REQUIRED WORK =>
Within the data that follows, how many lines carry the string "uwzględnieniem"? Give the number alone.

MATERIAL =>
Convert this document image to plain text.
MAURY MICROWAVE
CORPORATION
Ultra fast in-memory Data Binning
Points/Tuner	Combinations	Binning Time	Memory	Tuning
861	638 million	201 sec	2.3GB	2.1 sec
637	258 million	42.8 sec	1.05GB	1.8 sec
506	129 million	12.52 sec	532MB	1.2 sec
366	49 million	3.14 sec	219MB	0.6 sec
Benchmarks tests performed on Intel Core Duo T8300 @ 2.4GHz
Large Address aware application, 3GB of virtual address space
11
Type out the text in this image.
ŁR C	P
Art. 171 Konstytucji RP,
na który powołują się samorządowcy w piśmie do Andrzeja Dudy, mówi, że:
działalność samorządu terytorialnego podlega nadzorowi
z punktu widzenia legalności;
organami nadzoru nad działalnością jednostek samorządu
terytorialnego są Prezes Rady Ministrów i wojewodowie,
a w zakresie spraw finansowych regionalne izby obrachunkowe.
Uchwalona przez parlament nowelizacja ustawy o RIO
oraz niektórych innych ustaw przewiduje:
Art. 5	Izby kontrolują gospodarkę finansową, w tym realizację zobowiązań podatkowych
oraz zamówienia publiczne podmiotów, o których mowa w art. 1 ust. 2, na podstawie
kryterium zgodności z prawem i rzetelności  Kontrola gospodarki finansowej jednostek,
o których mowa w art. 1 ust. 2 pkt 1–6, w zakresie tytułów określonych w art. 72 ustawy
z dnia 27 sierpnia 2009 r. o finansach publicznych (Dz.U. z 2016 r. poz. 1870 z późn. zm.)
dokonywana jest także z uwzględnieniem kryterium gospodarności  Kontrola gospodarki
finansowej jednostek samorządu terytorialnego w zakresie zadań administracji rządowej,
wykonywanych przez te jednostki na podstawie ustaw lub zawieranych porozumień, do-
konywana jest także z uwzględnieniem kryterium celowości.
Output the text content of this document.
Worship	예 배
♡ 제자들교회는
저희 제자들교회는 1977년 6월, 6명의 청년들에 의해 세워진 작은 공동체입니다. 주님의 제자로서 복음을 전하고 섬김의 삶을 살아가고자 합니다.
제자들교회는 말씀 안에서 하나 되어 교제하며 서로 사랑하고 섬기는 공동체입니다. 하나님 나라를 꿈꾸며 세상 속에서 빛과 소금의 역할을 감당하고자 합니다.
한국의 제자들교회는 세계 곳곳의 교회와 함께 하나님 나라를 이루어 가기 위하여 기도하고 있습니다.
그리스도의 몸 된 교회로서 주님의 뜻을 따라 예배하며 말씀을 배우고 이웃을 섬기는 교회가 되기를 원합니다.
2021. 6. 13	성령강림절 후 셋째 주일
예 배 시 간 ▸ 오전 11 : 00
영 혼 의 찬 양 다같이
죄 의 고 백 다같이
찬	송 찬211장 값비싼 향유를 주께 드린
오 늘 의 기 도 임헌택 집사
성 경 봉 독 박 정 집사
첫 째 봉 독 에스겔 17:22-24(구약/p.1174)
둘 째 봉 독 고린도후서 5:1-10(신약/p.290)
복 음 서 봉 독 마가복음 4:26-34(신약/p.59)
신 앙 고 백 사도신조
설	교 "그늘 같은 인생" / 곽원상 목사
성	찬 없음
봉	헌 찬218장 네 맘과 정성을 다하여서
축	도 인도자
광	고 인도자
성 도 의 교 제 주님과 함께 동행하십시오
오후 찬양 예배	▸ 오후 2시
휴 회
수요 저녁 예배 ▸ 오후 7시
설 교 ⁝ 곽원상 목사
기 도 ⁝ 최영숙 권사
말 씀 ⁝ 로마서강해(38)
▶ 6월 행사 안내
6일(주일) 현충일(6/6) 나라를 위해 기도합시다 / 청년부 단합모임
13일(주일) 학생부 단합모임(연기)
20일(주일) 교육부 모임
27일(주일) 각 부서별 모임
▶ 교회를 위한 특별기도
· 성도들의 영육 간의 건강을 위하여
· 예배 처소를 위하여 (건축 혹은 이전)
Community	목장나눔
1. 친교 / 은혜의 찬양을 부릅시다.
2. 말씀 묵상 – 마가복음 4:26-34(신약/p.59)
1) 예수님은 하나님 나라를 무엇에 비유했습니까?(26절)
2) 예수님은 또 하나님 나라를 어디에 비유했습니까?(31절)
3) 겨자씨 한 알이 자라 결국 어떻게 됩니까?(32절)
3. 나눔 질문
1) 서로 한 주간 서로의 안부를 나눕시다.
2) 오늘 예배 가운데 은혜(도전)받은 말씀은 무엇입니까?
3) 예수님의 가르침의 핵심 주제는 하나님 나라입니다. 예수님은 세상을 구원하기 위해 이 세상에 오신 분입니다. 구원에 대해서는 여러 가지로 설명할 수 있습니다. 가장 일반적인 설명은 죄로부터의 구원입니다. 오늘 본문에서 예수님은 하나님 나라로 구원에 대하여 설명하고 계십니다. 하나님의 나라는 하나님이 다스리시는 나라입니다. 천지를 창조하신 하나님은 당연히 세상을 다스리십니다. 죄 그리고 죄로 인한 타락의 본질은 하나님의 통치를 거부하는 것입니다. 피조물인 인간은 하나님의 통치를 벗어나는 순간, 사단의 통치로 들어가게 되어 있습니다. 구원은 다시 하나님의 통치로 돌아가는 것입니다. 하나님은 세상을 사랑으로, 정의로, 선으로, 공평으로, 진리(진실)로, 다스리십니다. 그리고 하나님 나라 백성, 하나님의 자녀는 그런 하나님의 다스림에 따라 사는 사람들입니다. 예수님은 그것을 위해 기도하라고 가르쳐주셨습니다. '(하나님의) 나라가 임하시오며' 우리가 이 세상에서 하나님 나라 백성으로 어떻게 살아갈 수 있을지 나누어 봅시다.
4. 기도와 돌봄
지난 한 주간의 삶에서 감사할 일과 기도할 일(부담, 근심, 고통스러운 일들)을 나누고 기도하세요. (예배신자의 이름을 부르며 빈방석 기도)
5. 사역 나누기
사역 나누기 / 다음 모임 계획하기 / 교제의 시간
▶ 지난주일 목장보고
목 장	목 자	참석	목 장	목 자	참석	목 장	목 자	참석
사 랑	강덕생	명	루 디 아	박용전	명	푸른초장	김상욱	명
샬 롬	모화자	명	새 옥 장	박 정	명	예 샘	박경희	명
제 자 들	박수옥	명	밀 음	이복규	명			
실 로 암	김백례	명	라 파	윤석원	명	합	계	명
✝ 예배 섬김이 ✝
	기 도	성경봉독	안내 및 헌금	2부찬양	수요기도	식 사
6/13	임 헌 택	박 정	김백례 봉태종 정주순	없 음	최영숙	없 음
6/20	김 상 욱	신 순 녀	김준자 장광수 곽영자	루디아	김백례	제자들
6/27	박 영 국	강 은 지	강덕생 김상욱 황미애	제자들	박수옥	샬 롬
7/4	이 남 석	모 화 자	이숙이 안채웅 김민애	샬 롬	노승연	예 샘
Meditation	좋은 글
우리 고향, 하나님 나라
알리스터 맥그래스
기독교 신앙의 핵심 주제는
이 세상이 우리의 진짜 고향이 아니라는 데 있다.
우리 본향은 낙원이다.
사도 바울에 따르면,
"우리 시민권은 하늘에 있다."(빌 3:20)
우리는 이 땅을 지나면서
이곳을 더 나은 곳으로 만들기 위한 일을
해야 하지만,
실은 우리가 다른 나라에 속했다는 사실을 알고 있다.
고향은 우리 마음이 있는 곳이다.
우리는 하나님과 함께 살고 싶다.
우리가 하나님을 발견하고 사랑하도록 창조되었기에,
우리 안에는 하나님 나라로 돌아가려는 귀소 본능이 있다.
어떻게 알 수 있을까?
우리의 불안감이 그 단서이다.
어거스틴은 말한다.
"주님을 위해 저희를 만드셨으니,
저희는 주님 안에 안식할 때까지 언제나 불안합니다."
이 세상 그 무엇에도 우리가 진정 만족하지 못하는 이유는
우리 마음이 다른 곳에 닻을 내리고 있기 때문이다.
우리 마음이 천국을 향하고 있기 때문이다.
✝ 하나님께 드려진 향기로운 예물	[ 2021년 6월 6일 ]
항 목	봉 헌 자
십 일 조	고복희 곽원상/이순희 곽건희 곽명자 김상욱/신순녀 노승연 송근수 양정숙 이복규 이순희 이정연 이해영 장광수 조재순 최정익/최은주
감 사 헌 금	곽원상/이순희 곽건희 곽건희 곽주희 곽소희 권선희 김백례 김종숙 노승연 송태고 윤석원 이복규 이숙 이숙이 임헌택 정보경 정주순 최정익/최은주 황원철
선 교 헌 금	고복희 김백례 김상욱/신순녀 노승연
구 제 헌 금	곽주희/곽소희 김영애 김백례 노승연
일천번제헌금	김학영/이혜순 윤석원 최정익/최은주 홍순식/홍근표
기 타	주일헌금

ANSWER TO THIS TASK =>
2